Objective → Among the entries below, count the lines where the string "this" occurs, and give only the number.

___ Material shown

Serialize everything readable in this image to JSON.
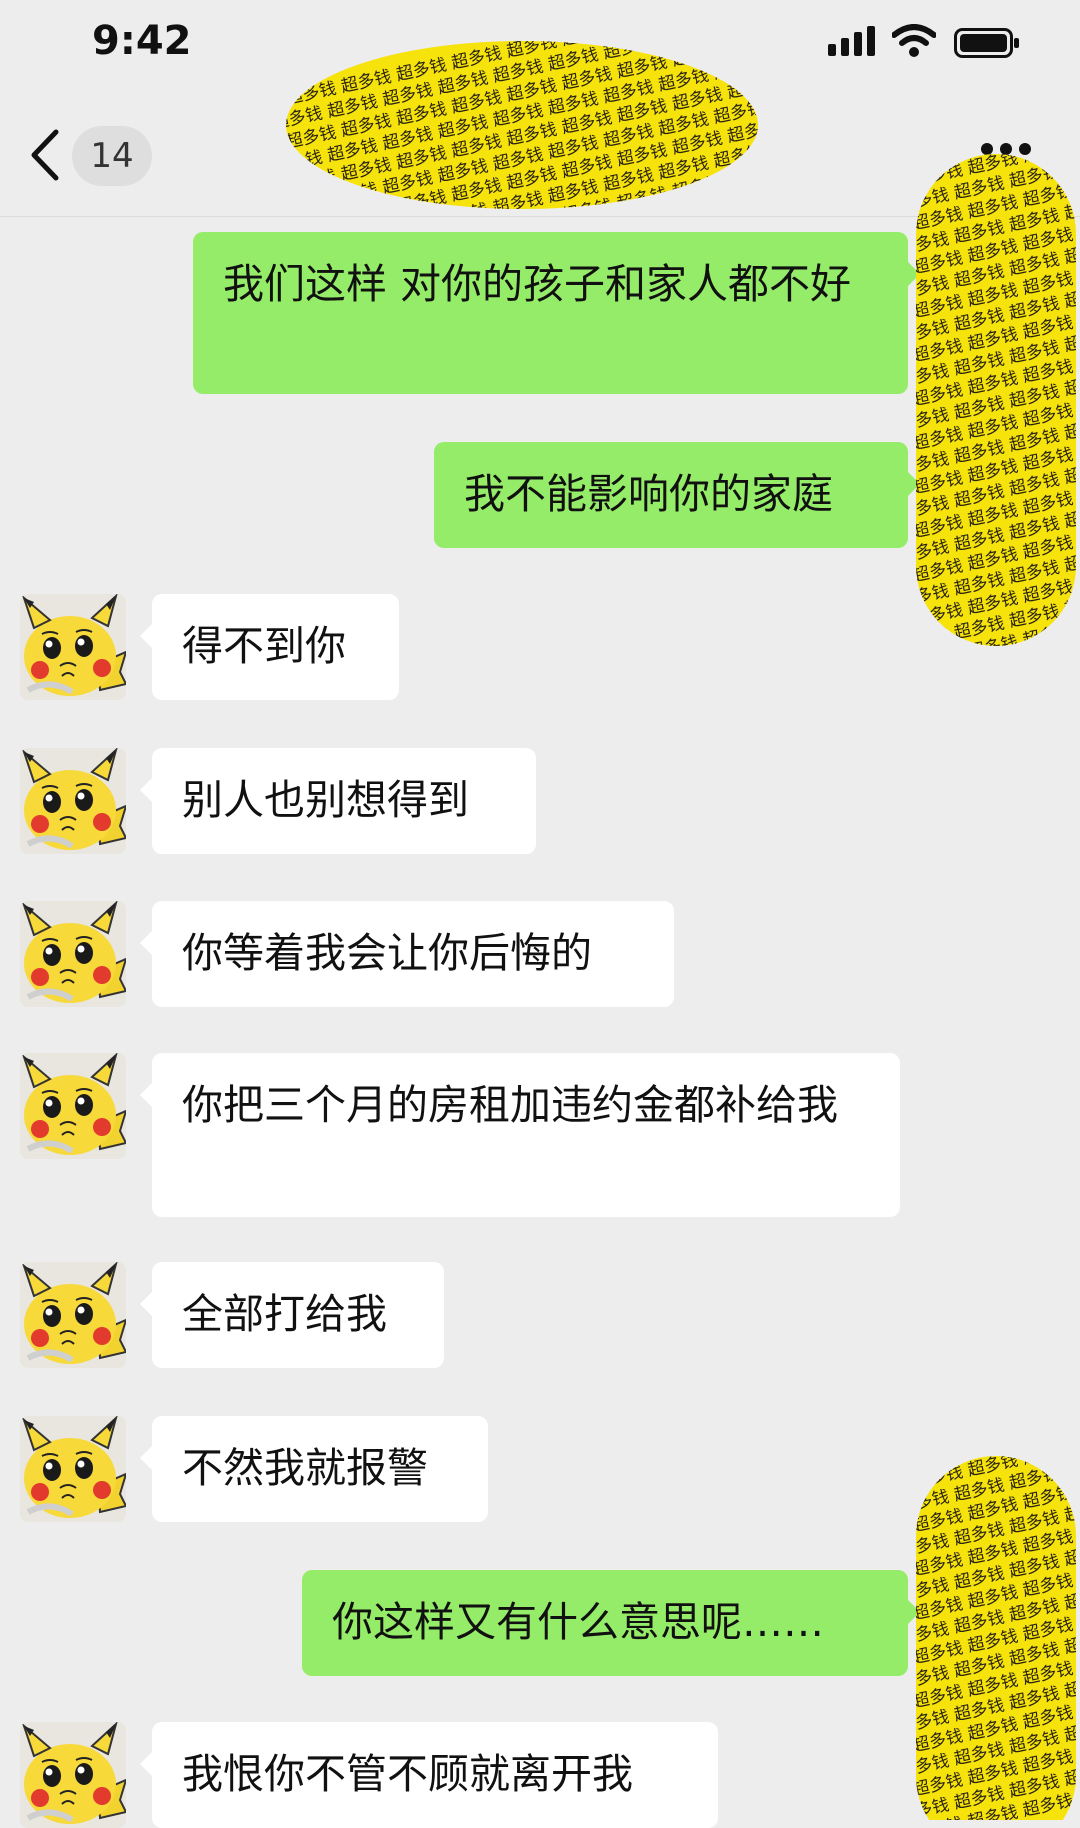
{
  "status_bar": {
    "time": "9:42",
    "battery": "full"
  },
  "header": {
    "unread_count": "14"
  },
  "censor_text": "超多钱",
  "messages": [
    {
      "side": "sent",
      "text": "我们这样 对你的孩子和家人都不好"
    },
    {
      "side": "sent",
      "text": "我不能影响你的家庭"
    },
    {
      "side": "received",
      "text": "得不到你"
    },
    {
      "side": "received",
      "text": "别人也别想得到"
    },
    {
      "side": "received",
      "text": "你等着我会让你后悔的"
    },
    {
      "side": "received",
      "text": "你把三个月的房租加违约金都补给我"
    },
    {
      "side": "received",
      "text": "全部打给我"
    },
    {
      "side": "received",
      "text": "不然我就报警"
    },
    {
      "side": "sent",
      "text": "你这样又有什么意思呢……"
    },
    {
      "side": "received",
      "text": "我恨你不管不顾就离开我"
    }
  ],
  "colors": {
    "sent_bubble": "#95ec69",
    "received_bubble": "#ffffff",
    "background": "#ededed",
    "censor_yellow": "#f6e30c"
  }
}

______
___ Material shown

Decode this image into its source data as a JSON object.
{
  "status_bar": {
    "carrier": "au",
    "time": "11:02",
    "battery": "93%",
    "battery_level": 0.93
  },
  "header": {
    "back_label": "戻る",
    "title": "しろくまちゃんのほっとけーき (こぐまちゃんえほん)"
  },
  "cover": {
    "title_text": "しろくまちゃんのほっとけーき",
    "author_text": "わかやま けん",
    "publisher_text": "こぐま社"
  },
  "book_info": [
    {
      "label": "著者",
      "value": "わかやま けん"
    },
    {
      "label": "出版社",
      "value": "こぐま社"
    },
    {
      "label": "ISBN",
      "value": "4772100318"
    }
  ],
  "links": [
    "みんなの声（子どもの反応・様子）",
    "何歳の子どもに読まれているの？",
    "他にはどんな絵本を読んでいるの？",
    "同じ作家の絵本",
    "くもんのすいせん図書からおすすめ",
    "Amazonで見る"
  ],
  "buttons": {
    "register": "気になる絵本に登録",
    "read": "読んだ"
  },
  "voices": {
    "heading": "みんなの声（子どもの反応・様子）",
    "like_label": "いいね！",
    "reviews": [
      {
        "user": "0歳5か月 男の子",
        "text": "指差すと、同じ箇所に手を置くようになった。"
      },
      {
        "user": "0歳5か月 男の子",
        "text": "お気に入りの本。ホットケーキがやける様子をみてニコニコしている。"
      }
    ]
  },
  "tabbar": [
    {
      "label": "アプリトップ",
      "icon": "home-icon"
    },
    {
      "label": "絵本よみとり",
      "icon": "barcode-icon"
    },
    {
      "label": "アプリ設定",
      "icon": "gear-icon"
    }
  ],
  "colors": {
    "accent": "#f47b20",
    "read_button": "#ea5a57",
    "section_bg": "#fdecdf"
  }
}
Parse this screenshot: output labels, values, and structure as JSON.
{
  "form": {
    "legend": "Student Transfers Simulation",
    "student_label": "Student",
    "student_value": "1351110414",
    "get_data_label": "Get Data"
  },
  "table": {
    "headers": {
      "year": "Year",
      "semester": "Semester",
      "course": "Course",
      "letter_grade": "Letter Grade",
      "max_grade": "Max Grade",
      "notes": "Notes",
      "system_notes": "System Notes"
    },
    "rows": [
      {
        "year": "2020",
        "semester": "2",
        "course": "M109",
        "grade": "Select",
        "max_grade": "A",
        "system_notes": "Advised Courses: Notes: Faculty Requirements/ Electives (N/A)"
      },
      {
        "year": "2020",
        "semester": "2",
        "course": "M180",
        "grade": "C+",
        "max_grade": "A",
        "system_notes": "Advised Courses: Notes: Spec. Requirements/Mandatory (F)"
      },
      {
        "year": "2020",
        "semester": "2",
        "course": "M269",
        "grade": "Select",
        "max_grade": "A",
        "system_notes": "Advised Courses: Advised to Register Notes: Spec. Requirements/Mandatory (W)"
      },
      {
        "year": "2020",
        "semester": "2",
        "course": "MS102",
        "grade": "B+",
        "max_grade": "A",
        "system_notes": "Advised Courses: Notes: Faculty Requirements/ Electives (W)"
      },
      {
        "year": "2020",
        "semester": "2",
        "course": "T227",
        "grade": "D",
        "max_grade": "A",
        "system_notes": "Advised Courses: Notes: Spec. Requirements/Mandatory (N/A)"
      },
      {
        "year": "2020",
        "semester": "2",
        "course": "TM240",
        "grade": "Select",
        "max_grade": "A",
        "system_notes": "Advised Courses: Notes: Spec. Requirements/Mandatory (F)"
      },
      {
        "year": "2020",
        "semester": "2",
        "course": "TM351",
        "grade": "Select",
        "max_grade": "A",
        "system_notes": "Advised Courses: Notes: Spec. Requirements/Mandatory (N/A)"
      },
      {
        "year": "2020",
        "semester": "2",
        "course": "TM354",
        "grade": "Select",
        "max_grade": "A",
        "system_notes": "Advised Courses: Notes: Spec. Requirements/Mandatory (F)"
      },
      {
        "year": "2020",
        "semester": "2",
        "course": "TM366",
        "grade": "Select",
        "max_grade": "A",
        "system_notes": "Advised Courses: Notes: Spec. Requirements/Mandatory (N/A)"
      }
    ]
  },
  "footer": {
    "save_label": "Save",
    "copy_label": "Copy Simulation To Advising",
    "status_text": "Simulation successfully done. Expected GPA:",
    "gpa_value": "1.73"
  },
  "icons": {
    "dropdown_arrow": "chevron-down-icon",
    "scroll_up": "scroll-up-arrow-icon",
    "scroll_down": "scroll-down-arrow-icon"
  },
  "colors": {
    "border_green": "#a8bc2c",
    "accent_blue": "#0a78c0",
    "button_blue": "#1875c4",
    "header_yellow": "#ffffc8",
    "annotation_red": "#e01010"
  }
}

______

Complete response → 3